[Material to process]
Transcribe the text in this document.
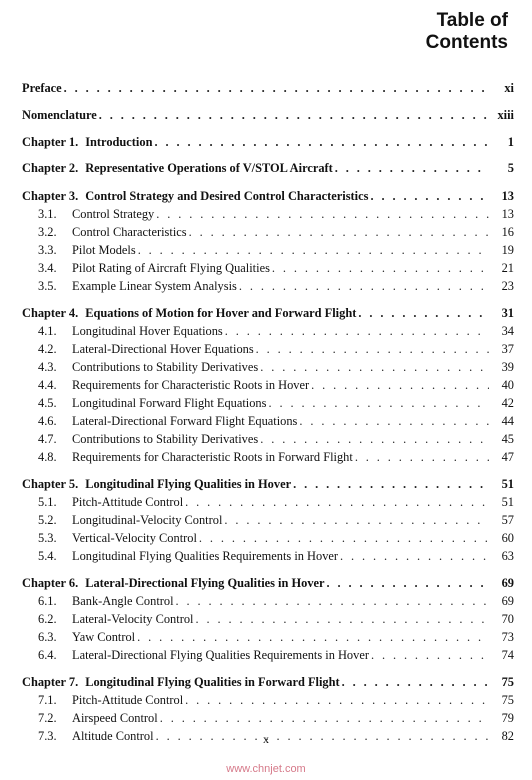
Table of
Contents
Preface . . .	xi
Nomenclature . . .	xiii
Chapter 1. Introduction . . .	1
Chapter 2. Representative Operations of V/STOL Aircraft . . .	5
Chapter 3. Control Strategy and Desired Control Characteristics . . .	13
3.1.	Control Strategy . . .	13
3.2.	Control Characteristics . . .	16
3.3.	Pilot Models . . .	19
3.4.	Pilot Rating of Aircraft Flying Qualities . . .	21
3.5.	Example Linear System Analysis . . .	23
Chapter 4. Equations of Motion for Hover and Forward Flight . . .	31
4.1.	Longitudinal Hover Equations . . .	34
4.2.	Lateral-Directional Hover Equations . . .	37
4.3.	Contributions to Stability Derivatives . . .	39
4.4.	Requirements for Characteristic Roots in Hover . . .	40
4.5.	Longitudinal Forward Flight Equations . . .	42
4.6.	Lateral-Directional Forward Flight Equations . . .	44
4.7.	Contributions to Stability Derivatives . . .	45
4.8.	Requirements for Characteristic Roots in Forward Flight . . .	47
Chapter 5. Longitudinal Flying Qualities in Hover . . .	51
5.1.	Pitch-Attitude Control . . .	51
5.2.	Longitudinal-Velocity Control . . .	57
5.3.	Vertical-Velocity Control . . .	60
5.4.	Longitudinal Flying Qualities Requirements in Hover . . .	63
Chapter 6. Lateral-Directional Flying Qualities in Hover . . .	69
6.1.	Bank-Angle Control . . .	69
6.2.	Lateral-Velocity Control . . .	70
6.3.	Yaw Control . . .	73
6.4.	Lateral-Directional Flying Qualities Requirements in Hover . . .	74
Chapter 7. Longitudinal Flying Qualities in Forward Flight . . .	75
7.1.	Pitch-Attitude Control . . .	75
7.2.	Airspeed Control . . .	79
7.3.	Altitude Control . . .	82
x
www.chnjet.com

[Task brief] Each entry must be retyped word for word, with every image omitted.

[Final answer]
Transcribe the text in this document.
Table of
Contents
Preface . . .	xi
Nomenclature . . .	xiii
Chapter 1. Introduction . . .	1
Chapter 2. Representative Operations of V/STOL Aircraft . . .	5
Chapter 3. Control Strategy and Desired Control Characteristics . . .	13
3.1.	Control Strategy . . .	13
3.2.	Control Characteristics . . .	16
3.3.	Pilot Models . . .	19
3.4.	Pilot Rating of Aircraft Flying Qualities . . .	21
3.5.	Example Linear System Analysis . . .	23
Chapter 4. Equations of Motion for Hover and Forward Flight . . .	31
4.1.	Longitudinal Hover Equations . . .	34
4.2.	Lateral-Directional Hover Equations . . .	37
4.3.	Contributions to Stability Derivatives . . .	39
4.4.	Requirements for Characteristic Roots in Hover . . .	40
4.5.	Longitudinal Forward Flight Equations . . .	42
4.6.	Lateral-Directional Forward Flight Equations . . .	44
4.7.	Contributions to Stability Derivatives . . .	45
4.8.	Requirements for Characteristic Roots in Forward Flight . . .	47
Chapter 5. Longitudinal Flying Qualities in Hover . . .	51
5.1.	Pitch-Attitude Control . . .	51
5.2.	Longitudinal-Velocity Control . . .	57
5.3.	Vertical-Velocity Control . . .	60
5.4.	Longitudinal Flying Qualities Requirements in Hover . . .	63
Chapter 6. Lateral-Directional Flying Qualities in Hover . . .	69
6.1.	Bank-Angle Control . . .	69
6.2.	Lateral-Velocity Control . . .	70
6.3.	Yaw Control . . .	73
6.4.	Lateral-Directional Flying Qualities Requirements in Hover . . .	74
Chapter 7. Longitudinal Flying Qualities in Forward Flight . . .	75
7.1.	Pitch-Attitude Control . . .	75
7.2.	Airspeed Control . . .	79
7.3.	Altitude Control . . .	82
x
www.chnjet.com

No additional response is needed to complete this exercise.